##### Extract provided #####
Xenon (processor)

Xenon

IBM Xenon microprocessor.
Designed by IBM
Common manufacturer(s)
Instruction set Power Architecture
Cores 3 (physical), 6 (logical)
L1 cache 32/32 kB
L2 cache 1 MB

Xenon is a CPU that is used in the Xbox 360 game console. The processor, internally codenamed "Waternoose", which was named after Henry J. Waternoose III in Monsters Inc. by IBM[1] and XCPU by Microsoft, is based on IBM PowerPC instruction set architecture, consisting of three independent processor cores on a single die. These cores are slightly modified versions of the PPE in the Cell processor used on the PlayStation 3.[2][3] Each core has two symmetric hardware threads (SMT), for a total of six hardware threads available to games. Each individual core also includes 32 KiB of L1 instruction cache and 32 KiB of L1 data cache.

The processors are labelled "XCPU" on the packaging and are manufactured by Chartered (now part of GlobalFoundries). Chartered reduced the fabrication process in 2007 to 65 nm, thus reducing manufacturing costs for Microsoft.

The name "Xenon" was repurposed from the code name for the Xbox 360 in early development.
##### Information supplied #####
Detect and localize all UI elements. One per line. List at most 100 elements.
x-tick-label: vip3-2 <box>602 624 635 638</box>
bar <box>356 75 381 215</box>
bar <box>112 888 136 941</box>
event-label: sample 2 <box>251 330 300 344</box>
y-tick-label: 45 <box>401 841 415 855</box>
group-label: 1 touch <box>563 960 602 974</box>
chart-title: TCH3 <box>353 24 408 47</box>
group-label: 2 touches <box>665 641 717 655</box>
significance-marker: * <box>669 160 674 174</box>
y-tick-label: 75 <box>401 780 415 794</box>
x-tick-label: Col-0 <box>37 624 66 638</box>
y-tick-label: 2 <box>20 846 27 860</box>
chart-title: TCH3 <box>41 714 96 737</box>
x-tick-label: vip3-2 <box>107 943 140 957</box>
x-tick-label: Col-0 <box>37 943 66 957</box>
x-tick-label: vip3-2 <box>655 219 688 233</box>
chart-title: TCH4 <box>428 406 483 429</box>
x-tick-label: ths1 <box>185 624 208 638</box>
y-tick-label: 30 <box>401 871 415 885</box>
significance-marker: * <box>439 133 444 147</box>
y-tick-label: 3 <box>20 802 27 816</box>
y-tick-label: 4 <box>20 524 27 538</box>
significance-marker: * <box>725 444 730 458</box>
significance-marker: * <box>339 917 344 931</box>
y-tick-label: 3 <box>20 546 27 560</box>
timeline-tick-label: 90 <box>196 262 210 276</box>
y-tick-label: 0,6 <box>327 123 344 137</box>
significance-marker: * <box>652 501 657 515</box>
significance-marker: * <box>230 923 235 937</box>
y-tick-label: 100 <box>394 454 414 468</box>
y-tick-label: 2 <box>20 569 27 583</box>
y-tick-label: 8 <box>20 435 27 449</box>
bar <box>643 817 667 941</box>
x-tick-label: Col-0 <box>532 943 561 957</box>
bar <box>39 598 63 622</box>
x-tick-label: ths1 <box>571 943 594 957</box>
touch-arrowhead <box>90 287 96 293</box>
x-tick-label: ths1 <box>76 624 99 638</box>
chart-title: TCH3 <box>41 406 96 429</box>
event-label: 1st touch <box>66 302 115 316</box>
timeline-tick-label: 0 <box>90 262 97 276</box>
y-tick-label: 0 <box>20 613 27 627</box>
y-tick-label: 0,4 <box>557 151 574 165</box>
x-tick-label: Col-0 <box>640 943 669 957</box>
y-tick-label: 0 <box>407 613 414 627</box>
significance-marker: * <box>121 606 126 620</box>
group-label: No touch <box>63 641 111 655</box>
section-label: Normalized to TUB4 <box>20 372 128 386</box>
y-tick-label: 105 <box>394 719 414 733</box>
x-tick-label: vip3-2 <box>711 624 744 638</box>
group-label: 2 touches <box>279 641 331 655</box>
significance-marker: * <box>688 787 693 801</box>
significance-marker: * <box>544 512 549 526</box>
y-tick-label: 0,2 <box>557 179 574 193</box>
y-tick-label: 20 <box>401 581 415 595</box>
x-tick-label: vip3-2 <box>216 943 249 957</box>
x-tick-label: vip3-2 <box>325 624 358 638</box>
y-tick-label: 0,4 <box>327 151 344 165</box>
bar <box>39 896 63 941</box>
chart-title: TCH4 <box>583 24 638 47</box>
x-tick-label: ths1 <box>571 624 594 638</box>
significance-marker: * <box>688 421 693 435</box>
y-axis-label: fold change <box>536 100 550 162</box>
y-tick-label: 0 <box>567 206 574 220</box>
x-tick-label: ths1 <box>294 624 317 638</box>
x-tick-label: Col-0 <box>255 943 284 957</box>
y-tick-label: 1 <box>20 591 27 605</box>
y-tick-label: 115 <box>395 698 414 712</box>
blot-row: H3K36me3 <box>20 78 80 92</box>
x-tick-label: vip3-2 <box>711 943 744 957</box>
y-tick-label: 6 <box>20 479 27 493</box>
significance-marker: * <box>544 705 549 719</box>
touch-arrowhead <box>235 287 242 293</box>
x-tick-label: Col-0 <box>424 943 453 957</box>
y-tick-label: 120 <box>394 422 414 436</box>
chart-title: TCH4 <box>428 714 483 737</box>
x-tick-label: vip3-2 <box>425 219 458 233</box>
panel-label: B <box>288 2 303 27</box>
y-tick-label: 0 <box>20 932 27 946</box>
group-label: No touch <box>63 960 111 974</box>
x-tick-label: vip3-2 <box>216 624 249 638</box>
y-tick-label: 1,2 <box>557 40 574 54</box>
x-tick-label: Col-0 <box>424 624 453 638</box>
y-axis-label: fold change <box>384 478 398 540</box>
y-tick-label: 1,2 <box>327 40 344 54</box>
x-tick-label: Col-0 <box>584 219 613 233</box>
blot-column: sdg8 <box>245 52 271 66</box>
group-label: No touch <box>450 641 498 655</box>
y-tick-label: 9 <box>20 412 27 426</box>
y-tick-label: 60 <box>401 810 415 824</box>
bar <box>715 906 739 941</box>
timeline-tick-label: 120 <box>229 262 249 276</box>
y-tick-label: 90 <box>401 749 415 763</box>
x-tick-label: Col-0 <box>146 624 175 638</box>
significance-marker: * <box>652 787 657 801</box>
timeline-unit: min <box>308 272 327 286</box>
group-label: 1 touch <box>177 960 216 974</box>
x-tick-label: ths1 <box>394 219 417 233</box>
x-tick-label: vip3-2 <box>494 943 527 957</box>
#####
**What you need to do:**
1. List every company named in the Xenon processor article.
2. Output the Xenon processor article from "L1 cache 32/32" up to and including "L1 data cache.".
3. Pick up the Xenon processor article after its final sentence and continue writing it.
The lines above have no role in any of these tasks.

**Answer list:**
1. IBM, Microsoft, Chartered, GlobalFoundries

2.
L1 cache 32/32 kB
L2 cache 1 MB

Xenon is a CPU that is used in the Xbox 360 game console. The processor, internally codenamed "Waternoose", which was named after Henry J. Waternoose III in Monsters Inc. by IBM[1] and XCPU by Microsoft, is based on IBM PowerPC instruction set architecture, consisting of three independent processor cores on a single die. These cores are slightly modified versions of the PPE in the Cell processor used on the PlayStation 3.[2][3] Each core has two symmetric hardware threads (SMT), for a total of six hardware threads available to games. Each individual core also includes 32 KiB of L1 instruction cache and 32 KiB of L1 data cache.

3.
Contents

Specifications

XCGPU

The Xbox 360 S introduced the XCGPU, which integrated the Xenon CPU and the Xenos GPU onto the same die, and the eDRAM into the same package. The XCGPU follows the trend started with the integrated EE+GS in PlayStation 2 Slimline, combining CPU, GPU, memory controllers and IO in a single cost-reduced chip. It also contains a "front side bus replacement block" that connects the CPU and GPU internally in exactly the same manner as the front side bus would have done when the CPU and GPU were separate chips, so that the XCGPU doesn't change the hardware characteristics of the Xbox 360.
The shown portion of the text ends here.